▶ Aim
Please write out the material below exactly as given.

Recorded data
━━━━━━

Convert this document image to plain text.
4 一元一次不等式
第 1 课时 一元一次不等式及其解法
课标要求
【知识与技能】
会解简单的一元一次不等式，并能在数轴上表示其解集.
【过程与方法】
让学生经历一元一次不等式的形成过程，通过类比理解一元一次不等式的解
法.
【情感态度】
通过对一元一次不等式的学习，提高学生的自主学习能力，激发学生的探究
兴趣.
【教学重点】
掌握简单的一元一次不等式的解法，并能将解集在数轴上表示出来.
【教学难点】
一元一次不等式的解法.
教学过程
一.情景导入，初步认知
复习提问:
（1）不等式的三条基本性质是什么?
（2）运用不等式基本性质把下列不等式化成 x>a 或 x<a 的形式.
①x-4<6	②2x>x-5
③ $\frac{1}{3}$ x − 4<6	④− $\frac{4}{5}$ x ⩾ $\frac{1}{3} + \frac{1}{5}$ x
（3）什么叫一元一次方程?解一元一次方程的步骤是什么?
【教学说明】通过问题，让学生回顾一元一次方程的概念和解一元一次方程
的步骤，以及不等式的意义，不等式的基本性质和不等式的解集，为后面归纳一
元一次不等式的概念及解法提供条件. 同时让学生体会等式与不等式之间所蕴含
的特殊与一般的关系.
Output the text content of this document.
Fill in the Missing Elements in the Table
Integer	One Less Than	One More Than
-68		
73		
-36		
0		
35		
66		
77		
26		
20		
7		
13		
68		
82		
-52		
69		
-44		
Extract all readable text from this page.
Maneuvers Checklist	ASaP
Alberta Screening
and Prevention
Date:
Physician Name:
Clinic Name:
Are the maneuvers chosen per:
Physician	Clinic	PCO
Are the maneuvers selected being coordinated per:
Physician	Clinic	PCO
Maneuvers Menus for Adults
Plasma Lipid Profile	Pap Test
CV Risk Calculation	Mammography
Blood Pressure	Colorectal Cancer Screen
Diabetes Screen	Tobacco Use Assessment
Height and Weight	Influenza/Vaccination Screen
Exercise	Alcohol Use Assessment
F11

━━━━━━

▶ Response to this exercise
Convert this document image to plain text.
4 一元一次不等式
第 1 课时 一元一次不等式及其解法
课标要求
【知识与技能】
会解简单的一元一次不等式，并能在数轴上表示其解集.
【过程与方法】
让学生经历一元一次不等式的形成过程，通过类比理解一元一次不等式的解
法.
【情感态度】
通过对一元一次不等式的学习，提高学生的自主学习能力，激发学生的探究
兴趣.
【教学重点】
掌握简单的一元一次不等式的解法，并能将解集在数轴上表示出来.
【教学难点】
一元一次不等式的解法.
教学过程
一.情景导入，初步认知
复习提问:
（1）不等式的三条基本性质是什么?
（2）运用不等式基本性质把下列不等式化成 x>a 或 x<a 的形式.
①x-4<6	②2x>x-5
③ $\frac{1}{3}$ x − 4<6	④− $\frac{4}{5}$ x ⩾ $\frac{1}{3} + \frac{1}{5}$ x
（3）什么叫一元一次方程?解一元一次方程的步骤是什么?
【教学说明】通过问题，让学生回顾一元一次方程的概念和解一元一次方程
的步骤，以及不等式的意义，不等式的基本性质和不等式的解集，为后面归纳一
元一次不等式的概念及解法提供条件. 同时让学生体会等式与不等式之间所蕴含
的特殊与一般的关系.
Output the text content of this document.
Fill in the Missing Elements in the Table
Integer	One Less Than	One More Than
-68		
73		
-36		
0		
35		
66		
77		
26		
20		
7		
13		
68		
82		
-52		
69		
-44		
Extract all readable text from this page.
Maneuvers Checklist	ASaP
Alberta Screening
and Prevention
Date:
Physician Name:
Clinic Name:
Are the maneuvers chosen per:
Physician	Clinic	PCO
Are the maneuvers selected being coordinated per:
Physician	Clinic	PCO
Maneuvers Menus for Adults
Plasma Lipid Profile	Pap Test
CV Risk Calculation	Mammography
Blood Pressure	Colorectal Cancer Screen
Diabetes Screen	Tobacco Use Assessment
Height and Weight	Influenza/Vaccination Screen
Exercise	Alcohol Use Assessment
F11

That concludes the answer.